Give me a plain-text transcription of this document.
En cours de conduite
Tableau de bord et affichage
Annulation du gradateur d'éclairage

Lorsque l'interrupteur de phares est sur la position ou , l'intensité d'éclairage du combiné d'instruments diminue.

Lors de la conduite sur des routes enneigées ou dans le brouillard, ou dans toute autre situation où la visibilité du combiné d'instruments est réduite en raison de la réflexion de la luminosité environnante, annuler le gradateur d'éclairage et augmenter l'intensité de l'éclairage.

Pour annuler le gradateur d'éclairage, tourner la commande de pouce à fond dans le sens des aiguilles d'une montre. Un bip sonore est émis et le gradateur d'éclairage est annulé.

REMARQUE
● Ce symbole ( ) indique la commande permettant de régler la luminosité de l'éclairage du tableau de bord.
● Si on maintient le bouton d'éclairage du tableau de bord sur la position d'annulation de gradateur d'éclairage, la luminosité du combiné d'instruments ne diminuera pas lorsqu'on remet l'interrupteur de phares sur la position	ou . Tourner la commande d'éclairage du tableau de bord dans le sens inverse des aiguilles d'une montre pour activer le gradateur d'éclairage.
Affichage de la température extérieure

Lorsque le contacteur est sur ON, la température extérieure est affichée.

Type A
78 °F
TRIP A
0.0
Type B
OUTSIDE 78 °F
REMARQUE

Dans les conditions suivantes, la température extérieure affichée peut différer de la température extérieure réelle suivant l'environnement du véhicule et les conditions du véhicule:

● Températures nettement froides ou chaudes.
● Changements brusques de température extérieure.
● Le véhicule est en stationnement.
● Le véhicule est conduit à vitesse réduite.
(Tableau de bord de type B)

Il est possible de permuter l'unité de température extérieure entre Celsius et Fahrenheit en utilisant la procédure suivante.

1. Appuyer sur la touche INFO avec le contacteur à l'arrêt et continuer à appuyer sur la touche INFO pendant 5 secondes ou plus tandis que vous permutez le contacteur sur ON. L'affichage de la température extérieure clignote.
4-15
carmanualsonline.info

•••••

EXERCISE REQUIREMENTS:
Print the listing above in its entirety, with every line exact.

TASK OUTPUT:
Give me a plain-text transcription of this document.
En cours de conduite
Tableau de bord et affichage
Annulation du gradateur d'éclairage

Lorsque l'interrupteur de phares est sur la position ou , l'intensité d'éclairage du combiné d'instruments diminue.

Lors de la conduite sur des routes enneigées ou dans le brouillard, ou dans toute autre situation où la visibilité du combiné d'instruments est réduite en raison de la réflexion de la luminosité environnante, annuler le gradateur d'éclairage et augmenter l'intensité de l'éclairage.

Pour annuler le gradateur d'éclairage, tourner la commande de pouce à fond dans le sens des aiguilles d'une montre. Un bip sonore est émis et le gradateur d'éclairage est annulé.

REMARQUE
● Ce symbole ( ) indique la commande permettant de régler la luminosité de l'éclairage du tableau de bord.
● Si on maintient le bouton d'éclairage du tableau de bord sur la position d'annulation de gradateur d'éclairage, la luminosité du combiné d'instruments ne diminuera pas lorsqu'on remet l'interrupteur de phares sur la position	ou . Tourner la commande d'éclairage du tableau de bord dans le sens inverse des aiguilles d'une montre pour activer le gradateur d'éclairage.
Affichage de la température extérieure

Lorsque le contacteur est sur ON, la température extérieure est affichée.

Type A
78 °F
TRIP A
0.0
Type B
OUTSIDE 78 °F
REMARQUE

Dans les conditions suivantes, la température extérieure affichée peut différer de la température extérieure réelle suivant l'environnement du véhicule et les conditions du véhicule:

● Températures nettement froides ou chaudes.
● Changements brusques de température extérieure.
● Le véhicule est en stationnement.
● Le véhicule est conduit à vitesse réduite.
(Tableau de bord de type B)

Il est possible de permuter l'unité de température extérieure entre Celsius et Fahrenheit en utilisant la procédure suivante.

1. Appuyer sur la touche INFO avec le contacteur à l'arrêt et continuer à appuyer sur la touche INFO pendant 5 secondes ou plus tandis que vous permutez le contacteur sur ON. L'affichage de la température extérieure clignote.
4-15
carmanualsonline.info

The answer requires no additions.